### Given text
+ + + +

# Pressure treated transom board??



## BoCoMo (Mar 8, 2012)

New guy here!
Redoing a 16/48 lowe line flat bottom. I ordered 2-3/4" sheets of marine ply wood for the front and back deck but planed on using a pressure treated 2x10 for the transom. I got it all cut out and put a layer of spar urethane on it. Then i read on here that pressure treated wood is bad for aluminum!! Dang it!
Do i need to get some more marine plywood for a new transom board or can i just put a couple more coats of spar on the treated 2x10 that i have ready to go?
I did notice some corrosion on the transom. some spots ate out but not all the way through and one spot a little smaller than a dime ate all the way threw. Could it be the old transom was treated plywood? It was all rotten mush when i took it out. Hard to identify.
I wire brushed all of the corrosion areas down to bare metal, wiped w/ acetone and primed w/ rustolem self etching primer. Should i have done anymore? Still can i guess.
Thanks


----------



## UtahBassKicker (Mar 8, 2012)

I wouldn't use the pressure treated stuff.


----------



## lckstckn2smknbrls (Mar 8, 2012)

What you need is Exterior grade plywood. It has the same glue as marine ply but cost much less. Several layers of exterior plywood glued and screwed together for the transom. 3/4" ply is heavy 1/2" might be all you need for the deck.


----------



## wasilvers (Mar 8, 2012)

Pressure treated will still rot. They had it in mine when I bought it. Everywhere it touched was pitted. 

It's bad for your boat, just don't use it. Better to do it right the first time.


----------



## BoCoMo (Mar 8, 2012)

lckstckn2smknbrls said:


> What you need is Exterior grade plywood. It has the same glue as marine ply but cost much less. Several layers of exterior plywood glued and screwed together for the transom. 3/4" ply is heavy 1/2" might be all you need for the deck.




3/4" is all i could get. Checked every local lumber yard. Finally home depot said they could order it. Didnt have half inch though. $65 a sheet. Only other place that could get it was $90


----------



## Jdholmes (Mar 8, 2012)

Yeah. The other thing to keep in mind is that dimensional lumber ie a 2x10 is not going to give you nearly the strength that a couple layers of plywood will for your transom.

Figure out your thickness and then get some hardwood plywood and layer it up. Some people use contact cement, others have had success with gorilla glue for gluing the layers.

To get the correct thickness I used four layers of 1/4 inch oak plywood. Laminate the layers (gluing them together) and then do your three coats of spar urethane.


----------



## lckstckn2smknbrls (Mar 8, 2012)

BoCoMo said:


> lckstckn2smknbrls said:
> 
> 
> > What you need is Exterior grade plywood. It has the same glue as marine ply but cost much less. Several layers of exterior plywood glued and screwed together for the transom. 3/4" ply is heavy 1/2" might be all you need for the deck.
> ...

+ + + +

### Dataset extract
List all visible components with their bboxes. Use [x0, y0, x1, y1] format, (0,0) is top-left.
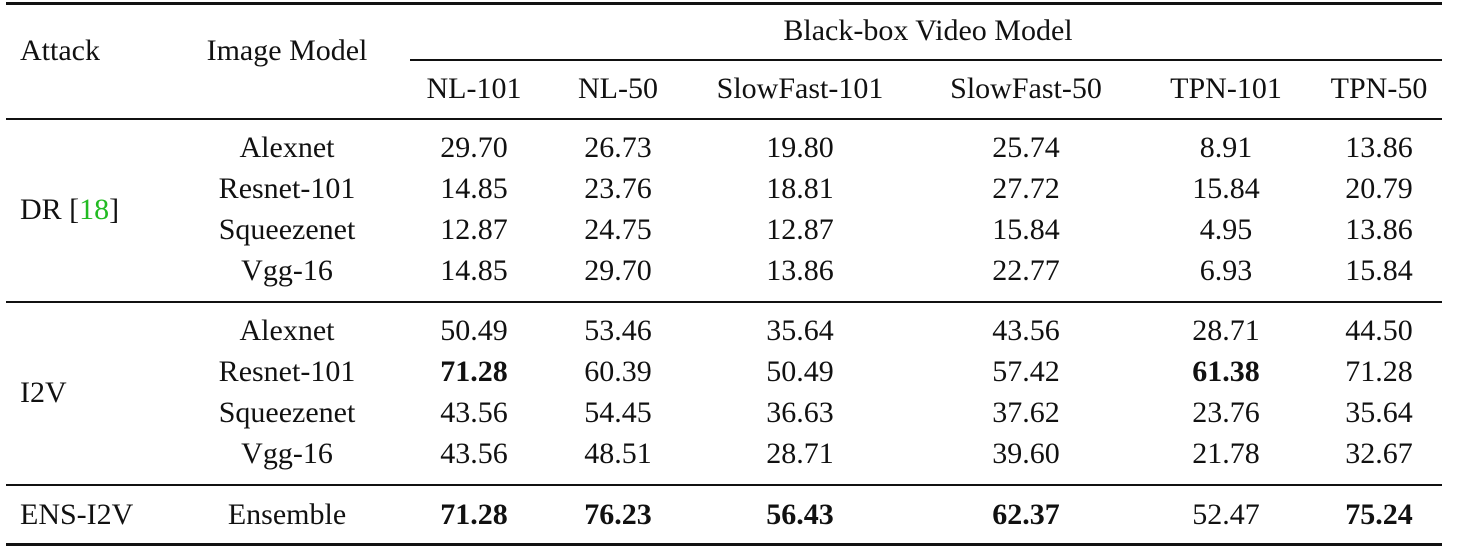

+ + + +

### The tasks
(A) List every distinct username that appears as a poster in the transom thread.
(B) In the transom thread, how many layers of plywood did Jdholmes use to get the correct transom thickness, and of what kind?
(C) Continue the transom thread from the point where it stops.
The material is not needed here.

### Outputs in order
(A) BoCoMo, UtahBassKicker, lckstckn2smknbrls, wasilvers, Jdholmes

(B) Four layers of 1/4 inch oak plywood.

(C)
Return the marine ply use exterior grade ply.


----------



## wasilvers (Mar 8, 2012)

lckstckn2smknbrls said:


> BoCoMo said:
> 
> 
> > lckstckn2smknbrls said:
> ...



x2, I paid for marine ply. The exterior grade would have been good enough at less than half the cost. I used 3/4 inch for decking and my boat is heavy. But it doesn't move when I or my 300lb friends step on it.


----------



## BoCoMo (Mar 8, 2012)

lckstckn2smknbrls said:


> BoCoMo said:
> 
> 
> > lckstckn2smknbrls said:
> ...



I cant return it. It was a special order.
Asked around today for exterior plywood and none of the lumber yards around here have anything thats not pressure treated.
I did luck out though. Called a guy i know who works on boats and he happened to have 2 sheets of 1/2" marine plywood at his house. $35ea. I wasnt arguing.
So ill use the 1/2" for front and back deck and use 2 layers of the 3/4" for the transom. Thats gonna leave me w/ a full sheet of 3/4" left over now. Oh well ill find something to do w/ it.


----------



## jigngrub (Mar 8, 2012)

The chemicals in ASQ pressure treated lumber are highly corrosive to aluminum:

https://www.loghomebuilders.org/the-corrosive-problem-acq-treated-lumber

The others are right about the 2 layers of 3/4" plywood for your transom, it'll be stronger than dimensional lumber and won't hurt your aluminum.

Plywood weighs about 25 lbs. per 1/4" thickness. Your boat will only be about 50 lbs. heavier with 3/4" decking, not as much as a cooler of beer and ice.

I like 3/4" for decking, it makes for a strong build and a solid feeling deck.


----------



## BoCoMo (Mar 8, 2012)

What about the corrosion on the transom? Will it keep spreading or will sealing it off stop it?


----------



## jigngrub (Mar 8, 2012)

BoCoMo said:


> What about the corrosion on the transom? Will it keep spreading or will sealing it off stop it?



That's another thing about using PT lumber, it has so much moisture in it that it has to dry for months before a sealer will penetrate and bond properly. If you try to seal wet lumber the sealer will just turn milky and peel off.


----------



## BoCoMo (Mar 8, 2012)

Im talking about the the corrosion on the aluminum behind the transom bored. I wire wheeled it down to bare metal and then primed it. Will that stop the corrosion from spreading?


----------



## JMichael (Mar 8, 2012)

Did you use a stainless wire wheel/brush on the transom to clean it up before priming or was it a plain steel?


----------



## Jdholmes (Mar 8, 2012)

If you cleaned it down the metal and then cleaned that off with acetone you should be fine.


----------



## BoCoMo (Mar 9, 2012)

JMichael said:


> Did you use a stainless wire wheel/brush on the transom to clean it up before priming or was it a plain steel?



It was a $5 wire wheel brush for a grinder so im assuming it wasnt ss


----------



## Jdholmes (Mar 9, 2012)

BoCoMo said:


> JMichael said:
> 
> 
> > Did you use a stainless wire wheel/brush on the transom to clean it up before priming or was it a plain steel?
> ...



It will not matter as long as you cleaned all residue off with acetone...


----------



## BoCoMo (Mar 9, 2012)

That i did..

Got the ply wood cut out and glued together today. Used liquid nails. It was the only stuff that i could find that was waterproof. Gonna let it set overnight then start on the spar urethane.
Thanks for the help.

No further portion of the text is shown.